* [TASK TO CARRY OUT] Repeat the whole listing below, word for word.

* [LISTED ENTRIES]
---

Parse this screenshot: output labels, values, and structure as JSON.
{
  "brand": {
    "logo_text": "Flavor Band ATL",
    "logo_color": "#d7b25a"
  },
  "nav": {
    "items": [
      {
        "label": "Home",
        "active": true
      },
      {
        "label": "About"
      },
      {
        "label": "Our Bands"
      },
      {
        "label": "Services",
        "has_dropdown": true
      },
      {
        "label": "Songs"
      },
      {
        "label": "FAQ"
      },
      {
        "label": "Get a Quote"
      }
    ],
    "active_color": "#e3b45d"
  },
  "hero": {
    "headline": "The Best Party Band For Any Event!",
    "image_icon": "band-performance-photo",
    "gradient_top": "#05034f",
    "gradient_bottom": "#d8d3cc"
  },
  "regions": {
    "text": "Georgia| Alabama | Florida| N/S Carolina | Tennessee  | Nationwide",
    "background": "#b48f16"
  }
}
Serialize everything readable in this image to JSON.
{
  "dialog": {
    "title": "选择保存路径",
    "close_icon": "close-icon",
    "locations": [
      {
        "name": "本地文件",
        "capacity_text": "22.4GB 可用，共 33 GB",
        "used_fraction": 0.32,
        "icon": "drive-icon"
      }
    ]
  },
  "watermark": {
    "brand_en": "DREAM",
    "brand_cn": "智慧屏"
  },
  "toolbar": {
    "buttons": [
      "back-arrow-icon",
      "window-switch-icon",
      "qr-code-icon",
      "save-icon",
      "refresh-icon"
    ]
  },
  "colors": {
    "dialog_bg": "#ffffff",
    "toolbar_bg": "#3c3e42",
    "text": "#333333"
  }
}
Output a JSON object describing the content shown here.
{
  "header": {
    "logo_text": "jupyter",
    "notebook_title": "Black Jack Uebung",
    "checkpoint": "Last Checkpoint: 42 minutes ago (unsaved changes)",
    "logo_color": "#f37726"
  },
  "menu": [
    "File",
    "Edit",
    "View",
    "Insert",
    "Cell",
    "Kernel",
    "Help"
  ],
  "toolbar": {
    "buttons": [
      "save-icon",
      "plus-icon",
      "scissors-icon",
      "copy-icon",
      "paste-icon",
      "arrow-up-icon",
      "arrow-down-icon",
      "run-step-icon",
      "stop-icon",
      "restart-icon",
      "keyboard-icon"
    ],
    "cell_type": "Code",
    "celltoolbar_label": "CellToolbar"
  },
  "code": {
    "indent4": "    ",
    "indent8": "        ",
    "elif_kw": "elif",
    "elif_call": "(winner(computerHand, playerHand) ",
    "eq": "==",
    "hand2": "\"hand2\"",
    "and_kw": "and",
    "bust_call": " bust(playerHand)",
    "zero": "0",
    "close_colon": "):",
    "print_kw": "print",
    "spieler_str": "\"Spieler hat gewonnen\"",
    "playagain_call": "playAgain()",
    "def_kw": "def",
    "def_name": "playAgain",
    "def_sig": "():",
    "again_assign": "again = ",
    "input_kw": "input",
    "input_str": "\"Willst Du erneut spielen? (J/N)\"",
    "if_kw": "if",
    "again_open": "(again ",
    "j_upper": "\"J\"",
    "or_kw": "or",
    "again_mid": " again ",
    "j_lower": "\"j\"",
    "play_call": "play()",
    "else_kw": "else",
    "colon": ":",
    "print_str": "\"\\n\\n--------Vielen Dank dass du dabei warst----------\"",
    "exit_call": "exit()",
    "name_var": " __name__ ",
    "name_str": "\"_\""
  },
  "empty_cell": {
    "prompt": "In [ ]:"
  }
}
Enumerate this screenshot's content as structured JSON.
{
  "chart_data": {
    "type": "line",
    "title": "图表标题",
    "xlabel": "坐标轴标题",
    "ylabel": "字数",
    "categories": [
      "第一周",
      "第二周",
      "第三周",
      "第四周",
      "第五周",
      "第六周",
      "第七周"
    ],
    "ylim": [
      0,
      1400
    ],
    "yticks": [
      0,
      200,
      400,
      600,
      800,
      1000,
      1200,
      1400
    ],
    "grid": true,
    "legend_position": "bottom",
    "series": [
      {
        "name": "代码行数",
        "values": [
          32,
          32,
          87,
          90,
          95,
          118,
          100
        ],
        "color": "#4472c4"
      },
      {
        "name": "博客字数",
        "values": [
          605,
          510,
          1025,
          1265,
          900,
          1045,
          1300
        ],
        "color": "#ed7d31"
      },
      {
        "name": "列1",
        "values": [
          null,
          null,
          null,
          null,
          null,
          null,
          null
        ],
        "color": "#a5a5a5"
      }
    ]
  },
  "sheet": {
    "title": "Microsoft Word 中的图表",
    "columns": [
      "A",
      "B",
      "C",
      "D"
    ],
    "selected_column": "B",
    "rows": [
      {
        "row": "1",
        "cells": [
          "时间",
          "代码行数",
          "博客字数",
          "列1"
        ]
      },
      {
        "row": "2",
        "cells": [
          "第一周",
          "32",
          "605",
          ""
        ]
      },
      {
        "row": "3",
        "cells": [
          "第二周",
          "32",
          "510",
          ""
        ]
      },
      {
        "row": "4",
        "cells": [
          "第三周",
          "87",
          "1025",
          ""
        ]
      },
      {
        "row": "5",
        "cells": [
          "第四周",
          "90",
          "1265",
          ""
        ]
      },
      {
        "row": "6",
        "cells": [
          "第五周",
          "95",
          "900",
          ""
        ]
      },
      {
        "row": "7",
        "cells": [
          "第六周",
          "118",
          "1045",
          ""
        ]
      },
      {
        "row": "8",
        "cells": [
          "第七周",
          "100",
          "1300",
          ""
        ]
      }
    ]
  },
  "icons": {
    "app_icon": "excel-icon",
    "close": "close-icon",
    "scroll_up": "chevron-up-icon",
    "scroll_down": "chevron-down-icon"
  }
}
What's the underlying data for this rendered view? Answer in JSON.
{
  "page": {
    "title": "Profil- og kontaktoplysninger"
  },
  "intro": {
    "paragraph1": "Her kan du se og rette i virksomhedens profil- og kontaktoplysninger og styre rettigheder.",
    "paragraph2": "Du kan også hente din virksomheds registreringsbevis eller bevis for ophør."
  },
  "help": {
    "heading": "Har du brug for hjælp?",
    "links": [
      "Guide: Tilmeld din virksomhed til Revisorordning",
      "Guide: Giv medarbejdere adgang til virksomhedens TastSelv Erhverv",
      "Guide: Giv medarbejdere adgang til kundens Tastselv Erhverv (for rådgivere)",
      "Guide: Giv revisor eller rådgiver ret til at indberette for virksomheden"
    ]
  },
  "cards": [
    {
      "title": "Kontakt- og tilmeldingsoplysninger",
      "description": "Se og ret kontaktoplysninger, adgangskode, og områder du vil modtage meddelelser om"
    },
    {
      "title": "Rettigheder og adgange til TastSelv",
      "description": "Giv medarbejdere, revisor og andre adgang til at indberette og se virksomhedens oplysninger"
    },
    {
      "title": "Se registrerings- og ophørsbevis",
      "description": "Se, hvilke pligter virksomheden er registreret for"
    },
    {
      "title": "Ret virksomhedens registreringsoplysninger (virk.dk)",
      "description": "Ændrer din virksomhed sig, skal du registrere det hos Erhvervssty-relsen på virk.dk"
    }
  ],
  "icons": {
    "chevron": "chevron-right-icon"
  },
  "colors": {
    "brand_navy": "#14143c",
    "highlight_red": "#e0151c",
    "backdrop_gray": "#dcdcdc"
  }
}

---

* [EXERCISE SOLUTION]
Parse this screenshot: output labels, values, and structure as JSON.
{
  "brand": {
    "logo_text": "Flavor Band ATL",
    "logo_color": "#d7b25a"
  },
  "nav": {
    "items": [
      {
        "label": "Home",
        "active": true
      },
      {
        "label": "About"
      },
      {
        "label": "Our Bands"
      },
      {
        "label": "Services",
        "has_dropdown": true
      },
      {
        "label": "Songs"
      },
      {
        "label": "FAQ"
      },
      {
        "label": "Get a Quote"
      }
    ],
    "active_color": "#e3b45d"
  },
  "hero": {
    "headline": "The Best Party Band For Any Event!",
    "image_icon": "band-performance-photo",
    "gradient_top": "#05034f",
    "gradient_bottom": "#d8d3cc"
  },
  "regions": {
    "text": "Georgia| Alabama | Florida| N/S Carolina | Tennessee  | Nationwide",
    "background": "#b48f16"
  }
}
Serialize everything readable in this image to JSON.
{
  "dialog": {
    "title": "选择保存路径",
    "close_icon": "close-icon",
    "locations": [
      {
        "name": "本地文件",
        "capacity_text": "22.4GB 可用，共 33 GB",
        "used_fraction": 0.32,
        "icon": "drive-icon"
      }
    ]
  },
  "watermark": {
    "brand_en": "DREAM",
    "brand_cn": "智慧屏"
  },
  "toolbar": {
    "buttons": [
      "back-arrow-icon",
      "window-switch-icon",
      "qr-code-icon",
      "save-icon",
      "refresh-icon"
    ]
  },
  "colors": {
    "dialog_bg": "#ffffff",
    "toolbar_bg": "#3c3e42",
    "text": "#333333"
  }
}
Output a JSON object describing the content shown here.
{
  "header": {
    "logo_text": "jupyter",
    "notebook_title": "Black Jack Uebung",
    "checkpoint": "Last Checkpoint: 42 minutes ago (unsaved changes)",
    "logo_color": "#f37726"
  },
  "menu": [
    "File",
    "Edit",
    "View",
    "Insert",
    "Cell",
    "Kernel",
    "Help"
  ],
  "toolbar": {
    "buttons": [
      "save-icon",
      "plus-icon",
      "scissors-icon",
      "copy-icon",
      "paste-icon",
      "arrow-up-icon",
      "arrow-down-icon",
      "run-step-icon",
      "stop-icon",
      "restart-icon",
      "keyboard-icon"
    ],
    "cell_type": "Code",
    "celltoolbar_label": "CellToolbar"
  },
  "code": {
    "indent4": "    ",
    "indent8": "        ",
    "elif_kw": "elif",
    "elif_call": "(winner(computerHand, playerHand) ",
    "eq": "==",
    "hand2": "\"hand2\"",
    "and_kw": "and",
    "bust_call": " bust(playerHand)",
    "zero": "0",
    "close_colon": "):",
    "print_kw": "print",
    "spieler_str": "\"Spieler hat gewonnen\"",
    "playagain_call": "playAgain()",
    "def_kw": "def",
    "def_name": "playAgain",
    "def_sig": "():",
    "again_assign": "again = ",
    "input_kw": "input",
    "input_str": "\"Willst Du erneut spielen? (J/N)\"",
    "if_kw": "if",
    "again_open": "(again ",
    "j_upper": "\"J\"",
    "or_kw": "or",
    "again_mid": " again ",
    "j_lower": "\"j\"",
    "play_call": "play()",
    "else_kw": "else",
    "colon": ":",
    "print_str": "\"\\n\\n--------Vielen Dank dass du dabei warst----------\"",
    "exit_call": "exit()",
    "name_var": " __name__ ",
    "name_str": "\"_\""
  },
  "empty_cell": {
    "prompt": "In [ ]:"
  }
}
Enumerate this screenshot's content as structured JSON.
{
  "chart_data": {
    "type": "line",
    "title": "图表标题",
    "xlabel": "坐标轴标题",
    "ylabel": "字数",
    "categories": [
      "第一周",
      "第二周",
      "第三周",
      "第四周",
      "第五周",
      "第六周",
      "第七周"
    ],
    "ylim": [
      0,
      1400
    ],
    "yticks": [
      0,
      200,
      400,
      600,
      800,
      1000,
      1200,
      1400
    ],
    "grid": true,
    "legend_position": "bottom",
    "series": [
      {
        "name": "代码行数",
        "values": [
          32,
          32,
          87,
          90,
          95,
          118,
          100
        ],
        "color": "#4472c4"
      },
      {
        "name": "博客字数",
        "values": [
          605,
          510,
          1025,
          1265,
          900,
          1045,
          1300
        ],
        "color": "#ed7d31"
      },
      {
        "name": "列1",
        "values": [
          null,
          null,
          null,
          null,
          null,
          null,
          null
        ],
        "color": "#a5a5a5"
      }
    ]
  },
  "sheet": {
    "title": "Microsoft Word 中的图表",
    "columns": [
      "A",
      "B",
      "C",
      "D"
    ],
    "selected_column": "B",
    "rows": [
      {
        "row": "1",
        "cells": [
          "时间",
          "代码行数",
          "博客字数",
          "列1"
        ]
      },
      {
        "row": "2",
        "cells": [
          "第一周",
          "32",
          "605",
          ""
        ]
      },
      {
        "row": "3",
        "cells": [
          "第二周",
          "32",
          "510",
          ""
        ]
      },
      {
        "row": "4",
        "cells": [
          "第三周",
          "87",
          "1025",
          ""
        ]
      },
      {
        "row": "5",
        "cells": [
          "第四周",
          "90",
          "1265",
          ""
        ]
      },
      {
        "row": "6",
        "cells": [
          "第五周",
          "95",
          "900",
          ""
        ]
      },
      {
        "row": "7",
        "cells": [
          "第六周",
          "118",
          "1045",
          ""
        ]
      },
      {
        "row": "8",
        "cells": [
          "第七周",
          "100",
          "1300",
          ""
        ]
      }
    ]
  },
  "icons": {
    "app_icon": "excel-icon",
    "close": "close-icon",
    "scroll_up": "chevron-up-icon",
    "scroll_down": "chevron-down-icon"
  }
}
What's the underlying data for this rendered view? Answer in JSON.
{
  "page": {
    "title": "Profil- og kontaktoplysninger"
  },
  "intro": {
    "paragraph1": "Her kan du se og rette i virksomhedens profil- og kontaktoplysninger og styre rettigheder.",
    "paragraph2": "Du kan også hente din virksomheds registreringsbevis eller bevis for ophør."
  },
  "help": {
    "heading": "Har du brug for hjælp?",
    "links": [
      "Guide: Tilmeld din virksomhed til Revisorordning",
      "Guide: Giv medarbejdere adgang til virksomhedens TastSelv Erhverv",
      "Guide: Giv medarbejdere adgang til kundens Tastselv Erhverv (for rådgivere)",
      "Guide: Giv revisor eller rådgiver ret til at indberette for virksomheden"
    ]
  },
  "cards": [
    {
      "title": "Kontakt- og tilmeldingsoplysninger",
      "description": "Se og ret kontaktoplysninger, adgangskode, og områder du vil modtage meddelelser om"
    },
    {
      "title": "Rettigheder og adgange til TastSelv",
      "description": "Giv medarbejdere, revisor og andre adgang til at indberette og se virksomhedens oplysninger"
    },
    {
      "title": "Se registrerings- og ophørsbevis",
      "description": "Se, hvilke pligter virksomheden er registreret for"
    },
    {
      "title": "Ret virksomhedens registreringsoplysninger (virk.dk)",
      "description": "Ændrer din virksomhed sig, skal du registrere det hos Erhvervssty-relsen på virk.dk"
    }
  ],
  "icons": {
    "chevron": "chevron-right-icon"
  },
  "colors": {
    "brand_navy": "#14143c",
    "highlight_red": "#e0151c",
    "backdrop_gray": "#dcdcdc"
  }
}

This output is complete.